REQUIREMENTS:
Search the material and gather each line with "will" in it.

SUPPLIED RECORDS:
--*--

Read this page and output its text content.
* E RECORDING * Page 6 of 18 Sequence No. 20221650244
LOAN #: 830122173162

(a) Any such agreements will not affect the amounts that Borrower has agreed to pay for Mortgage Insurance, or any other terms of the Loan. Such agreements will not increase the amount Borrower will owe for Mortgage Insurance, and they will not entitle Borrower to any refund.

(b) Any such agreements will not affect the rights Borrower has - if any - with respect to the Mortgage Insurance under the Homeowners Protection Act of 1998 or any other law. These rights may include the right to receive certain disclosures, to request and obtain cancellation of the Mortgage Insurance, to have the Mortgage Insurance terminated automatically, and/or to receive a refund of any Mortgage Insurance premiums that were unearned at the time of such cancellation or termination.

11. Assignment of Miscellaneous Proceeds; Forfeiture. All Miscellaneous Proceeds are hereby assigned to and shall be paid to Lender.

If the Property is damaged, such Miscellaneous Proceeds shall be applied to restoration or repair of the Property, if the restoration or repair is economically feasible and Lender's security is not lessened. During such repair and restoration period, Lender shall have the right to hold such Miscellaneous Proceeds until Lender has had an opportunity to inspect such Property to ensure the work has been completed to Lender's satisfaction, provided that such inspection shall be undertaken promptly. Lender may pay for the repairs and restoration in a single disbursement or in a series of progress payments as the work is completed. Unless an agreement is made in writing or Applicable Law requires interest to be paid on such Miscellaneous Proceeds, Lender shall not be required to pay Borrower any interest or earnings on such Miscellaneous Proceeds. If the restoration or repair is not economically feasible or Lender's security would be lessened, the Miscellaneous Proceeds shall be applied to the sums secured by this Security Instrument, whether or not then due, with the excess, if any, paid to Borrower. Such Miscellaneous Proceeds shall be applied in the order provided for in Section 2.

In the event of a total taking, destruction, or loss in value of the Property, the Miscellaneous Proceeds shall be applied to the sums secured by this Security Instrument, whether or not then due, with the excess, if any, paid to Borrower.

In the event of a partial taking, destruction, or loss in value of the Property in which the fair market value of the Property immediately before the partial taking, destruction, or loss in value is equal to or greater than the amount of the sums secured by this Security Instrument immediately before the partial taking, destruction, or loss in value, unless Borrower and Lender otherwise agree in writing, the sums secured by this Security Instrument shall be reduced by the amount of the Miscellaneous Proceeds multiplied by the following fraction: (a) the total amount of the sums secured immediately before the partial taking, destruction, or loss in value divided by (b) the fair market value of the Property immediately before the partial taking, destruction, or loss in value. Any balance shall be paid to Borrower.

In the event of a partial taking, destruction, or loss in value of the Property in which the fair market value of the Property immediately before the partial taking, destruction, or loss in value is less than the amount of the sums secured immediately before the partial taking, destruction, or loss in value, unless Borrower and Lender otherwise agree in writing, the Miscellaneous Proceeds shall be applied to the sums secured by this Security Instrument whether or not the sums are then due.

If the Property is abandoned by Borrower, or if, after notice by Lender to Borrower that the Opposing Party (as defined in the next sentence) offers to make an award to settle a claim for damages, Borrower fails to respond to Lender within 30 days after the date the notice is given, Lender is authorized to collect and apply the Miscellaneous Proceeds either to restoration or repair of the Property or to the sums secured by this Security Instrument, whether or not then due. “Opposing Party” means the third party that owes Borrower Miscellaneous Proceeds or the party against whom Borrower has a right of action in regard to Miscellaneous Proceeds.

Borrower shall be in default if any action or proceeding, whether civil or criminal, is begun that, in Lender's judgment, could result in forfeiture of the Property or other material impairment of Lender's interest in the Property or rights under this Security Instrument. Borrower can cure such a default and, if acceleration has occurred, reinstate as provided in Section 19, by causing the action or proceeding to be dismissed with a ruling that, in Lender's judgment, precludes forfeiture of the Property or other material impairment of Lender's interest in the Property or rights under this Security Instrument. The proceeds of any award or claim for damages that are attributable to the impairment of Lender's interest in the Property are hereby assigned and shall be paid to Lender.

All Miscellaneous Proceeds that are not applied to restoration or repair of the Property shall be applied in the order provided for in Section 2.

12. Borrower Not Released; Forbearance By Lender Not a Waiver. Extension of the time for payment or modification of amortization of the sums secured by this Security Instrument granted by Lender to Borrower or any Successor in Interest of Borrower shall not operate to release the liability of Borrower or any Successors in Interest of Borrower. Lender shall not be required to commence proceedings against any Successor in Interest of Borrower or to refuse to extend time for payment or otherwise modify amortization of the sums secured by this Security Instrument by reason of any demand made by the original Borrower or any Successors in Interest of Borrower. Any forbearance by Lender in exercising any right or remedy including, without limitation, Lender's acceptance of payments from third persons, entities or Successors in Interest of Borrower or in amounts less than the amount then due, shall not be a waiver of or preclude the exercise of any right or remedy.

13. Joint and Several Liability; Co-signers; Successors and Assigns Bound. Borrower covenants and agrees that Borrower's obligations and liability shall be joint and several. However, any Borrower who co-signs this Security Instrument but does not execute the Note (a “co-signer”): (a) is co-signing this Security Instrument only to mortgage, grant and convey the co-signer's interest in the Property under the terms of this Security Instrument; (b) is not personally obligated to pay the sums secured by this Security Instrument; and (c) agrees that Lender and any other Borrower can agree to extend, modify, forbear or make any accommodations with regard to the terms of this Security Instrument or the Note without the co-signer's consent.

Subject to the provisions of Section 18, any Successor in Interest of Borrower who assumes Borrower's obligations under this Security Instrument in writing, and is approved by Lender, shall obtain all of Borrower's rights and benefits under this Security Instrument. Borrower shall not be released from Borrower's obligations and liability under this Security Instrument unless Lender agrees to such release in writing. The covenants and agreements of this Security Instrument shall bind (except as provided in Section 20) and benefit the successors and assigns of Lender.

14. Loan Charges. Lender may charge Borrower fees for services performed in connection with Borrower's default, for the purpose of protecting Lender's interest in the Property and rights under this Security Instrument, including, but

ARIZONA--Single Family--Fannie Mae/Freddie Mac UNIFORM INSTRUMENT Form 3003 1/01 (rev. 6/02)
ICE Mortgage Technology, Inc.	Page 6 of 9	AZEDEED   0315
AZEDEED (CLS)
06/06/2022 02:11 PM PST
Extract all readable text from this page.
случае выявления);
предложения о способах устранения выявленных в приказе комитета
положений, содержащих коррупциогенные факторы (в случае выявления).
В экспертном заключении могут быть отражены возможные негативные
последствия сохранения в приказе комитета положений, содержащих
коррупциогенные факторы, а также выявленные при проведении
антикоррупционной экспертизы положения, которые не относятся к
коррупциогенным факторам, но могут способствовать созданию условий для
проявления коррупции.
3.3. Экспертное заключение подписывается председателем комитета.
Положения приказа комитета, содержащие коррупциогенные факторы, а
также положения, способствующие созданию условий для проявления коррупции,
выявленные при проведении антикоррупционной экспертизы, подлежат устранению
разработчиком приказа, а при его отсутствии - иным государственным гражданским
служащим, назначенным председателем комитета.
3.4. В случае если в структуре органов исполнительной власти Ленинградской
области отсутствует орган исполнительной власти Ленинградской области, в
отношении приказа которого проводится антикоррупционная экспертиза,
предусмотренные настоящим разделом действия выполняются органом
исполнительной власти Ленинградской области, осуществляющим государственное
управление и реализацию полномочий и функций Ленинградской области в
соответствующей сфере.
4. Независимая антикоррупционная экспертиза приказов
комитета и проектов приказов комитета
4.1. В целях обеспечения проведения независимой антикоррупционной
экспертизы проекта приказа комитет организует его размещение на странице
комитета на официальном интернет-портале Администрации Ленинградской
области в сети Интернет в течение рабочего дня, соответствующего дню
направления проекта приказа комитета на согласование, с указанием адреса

--*--

COMPLETE OUTPUT:
(a) Any such agreements will not affect the amounts that Borrower has agreed to pay for Mortgage Insurance, or any other terms of the Loan. Such agreements will not increase the amount Borrower will owe for Mortgage Insurance, and they will not entitle Borrower to any refund.
(b) Any such agreements will not affect the rights Borrower has - if any - with respect to the Mortgage Insurance under the Homeowners Protection Act of 1998 or any other law. These rights may include the right to receive certain disclosures, to request and obtain cancellation of the Mortgage Insurance, to have the Mortgage Insurance terminated automatically, and/or to receive a refund of any Mortgage Insurance premiums that were unearned at the time of such cancellation or termination.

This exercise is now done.